## Data for this task
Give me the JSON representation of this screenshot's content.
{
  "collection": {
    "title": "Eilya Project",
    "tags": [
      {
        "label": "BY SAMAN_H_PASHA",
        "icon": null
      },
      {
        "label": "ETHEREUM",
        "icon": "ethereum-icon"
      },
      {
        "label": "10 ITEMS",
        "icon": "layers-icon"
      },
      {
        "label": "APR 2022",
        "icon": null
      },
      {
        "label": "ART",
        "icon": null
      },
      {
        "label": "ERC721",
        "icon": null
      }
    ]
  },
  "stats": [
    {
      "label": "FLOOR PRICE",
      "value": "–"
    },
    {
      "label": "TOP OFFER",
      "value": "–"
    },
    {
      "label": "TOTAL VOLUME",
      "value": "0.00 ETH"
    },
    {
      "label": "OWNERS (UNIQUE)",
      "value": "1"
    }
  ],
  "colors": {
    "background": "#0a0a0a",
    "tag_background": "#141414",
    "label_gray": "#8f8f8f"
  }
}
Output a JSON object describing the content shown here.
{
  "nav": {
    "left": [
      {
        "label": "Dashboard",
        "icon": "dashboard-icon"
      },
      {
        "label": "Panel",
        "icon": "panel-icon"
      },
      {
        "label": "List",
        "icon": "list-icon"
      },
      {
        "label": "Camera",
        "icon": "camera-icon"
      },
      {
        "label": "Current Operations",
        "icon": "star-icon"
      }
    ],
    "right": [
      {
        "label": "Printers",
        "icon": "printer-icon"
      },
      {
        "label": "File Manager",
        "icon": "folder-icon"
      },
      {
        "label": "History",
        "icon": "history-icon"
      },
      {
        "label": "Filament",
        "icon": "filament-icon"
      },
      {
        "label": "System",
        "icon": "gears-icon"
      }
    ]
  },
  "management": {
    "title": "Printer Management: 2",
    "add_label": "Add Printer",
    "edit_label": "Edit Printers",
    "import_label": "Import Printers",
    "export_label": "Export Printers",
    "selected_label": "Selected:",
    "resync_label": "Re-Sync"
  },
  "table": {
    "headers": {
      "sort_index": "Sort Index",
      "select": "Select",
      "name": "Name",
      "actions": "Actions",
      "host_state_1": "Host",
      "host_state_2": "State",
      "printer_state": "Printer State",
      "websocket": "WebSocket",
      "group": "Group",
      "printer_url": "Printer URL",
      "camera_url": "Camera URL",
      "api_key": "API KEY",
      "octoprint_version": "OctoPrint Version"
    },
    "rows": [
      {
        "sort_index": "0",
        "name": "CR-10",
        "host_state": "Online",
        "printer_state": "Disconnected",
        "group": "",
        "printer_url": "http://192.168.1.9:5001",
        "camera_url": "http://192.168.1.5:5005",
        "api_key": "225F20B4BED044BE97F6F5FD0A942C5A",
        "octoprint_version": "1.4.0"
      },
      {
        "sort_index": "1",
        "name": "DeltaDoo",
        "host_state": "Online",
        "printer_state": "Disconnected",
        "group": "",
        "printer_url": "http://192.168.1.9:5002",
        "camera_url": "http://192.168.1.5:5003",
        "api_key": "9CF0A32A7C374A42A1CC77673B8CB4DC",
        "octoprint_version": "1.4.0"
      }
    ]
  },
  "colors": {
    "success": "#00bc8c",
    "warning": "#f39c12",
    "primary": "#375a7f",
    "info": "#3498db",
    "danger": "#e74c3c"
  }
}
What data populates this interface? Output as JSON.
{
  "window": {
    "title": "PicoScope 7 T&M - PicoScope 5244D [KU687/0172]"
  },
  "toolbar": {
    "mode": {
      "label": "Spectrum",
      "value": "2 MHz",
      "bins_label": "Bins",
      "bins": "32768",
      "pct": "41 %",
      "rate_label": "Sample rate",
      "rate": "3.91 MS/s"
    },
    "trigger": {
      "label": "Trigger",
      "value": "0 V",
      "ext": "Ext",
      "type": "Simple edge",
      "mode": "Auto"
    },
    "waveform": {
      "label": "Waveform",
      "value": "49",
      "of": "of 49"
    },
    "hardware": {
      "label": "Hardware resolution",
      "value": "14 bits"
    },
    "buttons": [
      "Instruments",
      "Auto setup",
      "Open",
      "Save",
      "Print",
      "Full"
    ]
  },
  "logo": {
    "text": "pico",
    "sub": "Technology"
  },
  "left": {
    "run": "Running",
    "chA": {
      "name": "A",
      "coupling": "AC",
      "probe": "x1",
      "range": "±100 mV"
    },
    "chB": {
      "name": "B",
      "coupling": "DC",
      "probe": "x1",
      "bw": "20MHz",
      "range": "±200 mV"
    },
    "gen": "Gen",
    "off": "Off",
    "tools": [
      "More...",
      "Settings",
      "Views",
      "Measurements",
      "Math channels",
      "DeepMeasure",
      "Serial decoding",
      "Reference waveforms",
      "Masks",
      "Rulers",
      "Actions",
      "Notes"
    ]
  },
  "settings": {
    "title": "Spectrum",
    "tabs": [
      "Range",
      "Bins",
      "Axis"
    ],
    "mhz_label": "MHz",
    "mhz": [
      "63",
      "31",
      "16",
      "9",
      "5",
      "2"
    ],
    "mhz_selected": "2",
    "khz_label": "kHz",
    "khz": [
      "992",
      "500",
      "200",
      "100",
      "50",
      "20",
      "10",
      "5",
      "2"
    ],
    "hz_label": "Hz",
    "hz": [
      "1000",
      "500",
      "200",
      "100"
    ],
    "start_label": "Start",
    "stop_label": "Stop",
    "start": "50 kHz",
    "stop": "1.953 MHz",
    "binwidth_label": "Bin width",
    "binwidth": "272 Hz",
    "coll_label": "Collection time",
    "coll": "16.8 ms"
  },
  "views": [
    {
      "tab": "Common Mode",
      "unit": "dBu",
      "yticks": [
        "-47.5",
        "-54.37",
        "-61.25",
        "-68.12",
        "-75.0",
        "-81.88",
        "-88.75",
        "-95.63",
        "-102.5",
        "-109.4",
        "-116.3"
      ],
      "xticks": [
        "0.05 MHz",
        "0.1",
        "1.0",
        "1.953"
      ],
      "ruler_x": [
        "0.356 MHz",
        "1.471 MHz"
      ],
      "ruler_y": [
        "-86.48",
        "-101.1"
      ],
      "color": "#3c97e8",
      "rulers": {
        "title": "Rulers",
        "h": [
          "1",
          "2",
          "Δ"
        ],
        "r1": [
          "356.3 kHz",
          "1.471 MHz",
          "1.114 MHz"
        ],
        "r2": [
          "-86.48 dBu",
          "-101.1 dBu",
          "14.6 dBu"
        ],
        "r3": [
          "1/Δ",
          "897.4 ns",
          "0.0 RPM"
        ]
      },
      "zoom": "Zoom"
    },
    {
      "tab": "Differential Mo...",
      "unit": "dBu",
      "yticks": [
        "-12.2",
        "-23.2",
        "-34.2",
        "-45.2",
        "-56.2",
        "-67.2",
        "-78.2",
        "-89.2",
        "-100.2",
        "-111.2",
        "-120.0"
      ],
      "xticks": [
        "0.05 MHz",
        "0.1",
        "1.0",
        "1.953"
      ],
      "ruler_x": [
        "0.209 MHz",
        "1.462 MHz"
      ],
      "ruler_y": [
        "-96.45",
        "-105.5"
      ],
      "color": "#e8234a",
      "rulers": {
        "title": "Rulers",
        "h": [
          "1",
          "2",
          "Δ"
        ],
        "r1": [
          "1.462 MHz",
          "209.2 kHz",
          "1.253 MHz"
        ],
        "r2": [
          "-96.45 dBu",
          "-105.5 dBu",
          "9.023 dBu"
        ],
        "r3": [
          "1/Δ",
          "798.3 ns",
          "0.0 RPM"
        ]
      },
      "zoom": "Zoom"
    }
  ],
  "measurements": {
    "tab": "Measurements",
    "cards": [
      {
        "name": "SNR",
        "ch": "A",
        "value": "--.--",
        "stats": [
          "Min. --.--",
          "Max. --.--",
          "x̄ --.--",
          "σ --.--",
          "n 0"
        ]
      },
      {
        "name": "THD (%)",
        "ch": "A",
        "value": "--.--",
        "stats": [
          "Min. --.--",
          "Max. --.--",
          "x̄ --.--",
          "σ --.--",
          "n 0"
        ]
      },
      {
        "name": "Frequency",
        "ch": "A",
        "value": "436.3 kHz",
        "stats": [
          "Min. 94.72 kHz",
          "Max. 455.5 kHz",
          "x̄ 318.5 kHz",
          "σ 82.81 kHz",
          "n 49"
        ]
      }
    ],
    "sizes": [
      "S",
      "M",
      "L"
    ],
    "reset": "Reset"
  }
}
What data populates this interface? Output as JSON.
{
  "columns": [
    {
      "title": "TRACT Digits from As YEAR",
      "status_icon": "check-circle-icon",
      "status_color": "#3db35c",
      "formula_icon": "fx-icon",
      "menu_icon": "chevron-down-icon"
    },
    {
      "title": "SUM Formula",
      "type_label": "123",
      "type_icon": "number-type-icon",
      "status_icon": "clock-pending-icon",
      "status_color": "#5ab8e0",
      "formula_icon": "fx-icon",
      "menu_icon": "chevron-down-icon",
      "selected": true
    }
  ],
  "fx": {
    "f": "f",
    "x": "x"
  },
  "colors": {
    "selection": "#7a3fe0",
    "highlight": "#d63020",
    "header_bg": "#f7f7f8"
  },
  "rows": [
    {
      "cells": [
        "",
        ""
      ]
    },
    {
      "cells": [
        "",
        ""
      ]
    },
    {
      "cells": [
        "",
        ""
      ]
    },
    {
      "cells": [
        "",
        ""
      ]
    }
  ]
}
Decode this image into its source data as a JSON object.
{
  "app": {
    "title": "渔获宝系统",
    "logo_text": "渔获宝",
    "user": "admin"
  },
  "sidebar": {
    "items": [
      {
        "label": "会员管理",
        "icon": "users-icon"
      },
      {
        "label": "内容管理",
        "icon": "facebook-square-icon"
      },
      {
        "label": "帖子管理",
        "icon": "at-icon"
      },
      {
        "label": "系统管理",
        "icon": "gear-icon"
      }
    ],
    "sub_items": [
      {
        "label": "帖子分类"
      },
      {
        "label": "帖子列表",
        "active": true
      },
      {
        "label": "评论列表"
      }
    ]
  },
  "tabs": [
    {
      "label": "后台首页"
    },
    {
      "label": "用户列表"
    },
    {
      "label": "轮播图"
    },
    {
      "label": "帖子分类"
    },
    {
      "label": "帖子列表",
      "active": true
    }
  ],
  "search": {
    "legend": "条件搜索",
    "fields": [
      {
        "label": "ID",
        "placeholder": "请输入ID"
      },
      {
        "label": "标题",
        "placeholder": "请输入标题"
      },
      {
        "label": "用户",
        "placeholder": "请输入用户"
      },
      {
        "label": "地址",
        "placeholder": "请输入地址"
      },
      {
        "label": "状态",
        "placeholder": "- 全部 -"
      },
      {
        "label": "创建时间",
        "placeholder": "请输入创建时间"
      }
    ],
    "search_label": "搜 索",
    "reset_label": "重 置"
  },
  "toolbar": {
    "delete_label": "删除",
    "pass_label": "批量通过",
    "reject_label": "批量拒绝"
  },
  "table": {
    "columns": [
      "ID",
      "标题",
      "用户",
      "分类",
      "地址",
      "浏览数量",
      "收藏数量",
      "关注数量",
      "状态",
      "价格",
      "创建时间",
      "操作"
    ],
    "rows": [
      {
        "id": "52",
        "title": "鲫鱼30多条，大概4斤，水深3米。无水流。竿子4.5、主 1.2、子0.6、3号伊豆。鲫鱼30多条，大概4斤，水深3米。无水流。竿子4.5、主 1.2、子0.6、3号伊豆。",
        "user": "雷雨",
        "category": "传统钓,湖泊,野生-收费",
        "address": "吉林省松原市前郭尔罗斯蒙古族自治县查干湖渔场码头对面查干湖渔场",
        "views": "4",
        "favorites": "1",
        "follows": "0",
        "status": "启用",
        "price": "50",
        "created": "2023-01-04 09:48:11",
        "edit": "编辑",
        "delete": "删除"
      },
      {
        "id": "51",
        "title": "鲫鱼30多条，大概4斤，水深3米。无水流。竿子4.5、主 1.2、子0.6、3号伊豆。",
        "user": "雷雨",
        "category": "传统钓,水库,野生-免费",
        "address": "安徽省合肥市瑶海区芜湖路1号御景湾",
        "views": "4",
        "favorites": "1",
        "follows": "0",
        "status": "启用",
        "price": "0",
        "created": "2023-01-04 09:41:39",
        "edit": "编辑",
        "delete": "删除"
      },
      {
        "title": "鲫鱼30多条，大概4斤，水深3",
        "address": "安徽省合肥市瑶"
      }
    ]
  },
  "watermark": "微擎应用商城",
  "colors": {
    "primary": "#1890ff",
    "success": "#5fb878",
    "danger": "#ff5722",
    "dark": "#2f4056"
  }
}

## Goal
Copy out all lines that carry the word "address".

## Task output
        "address": "吉林省松原市前郭尔罗斯蒙古族自治县查干湖渔场码头对面查干湖渔场",
        "address": "安徽省合肥市瑶海区芜湖路1号御景湾",
        "address": "安徽省合肥市瑶"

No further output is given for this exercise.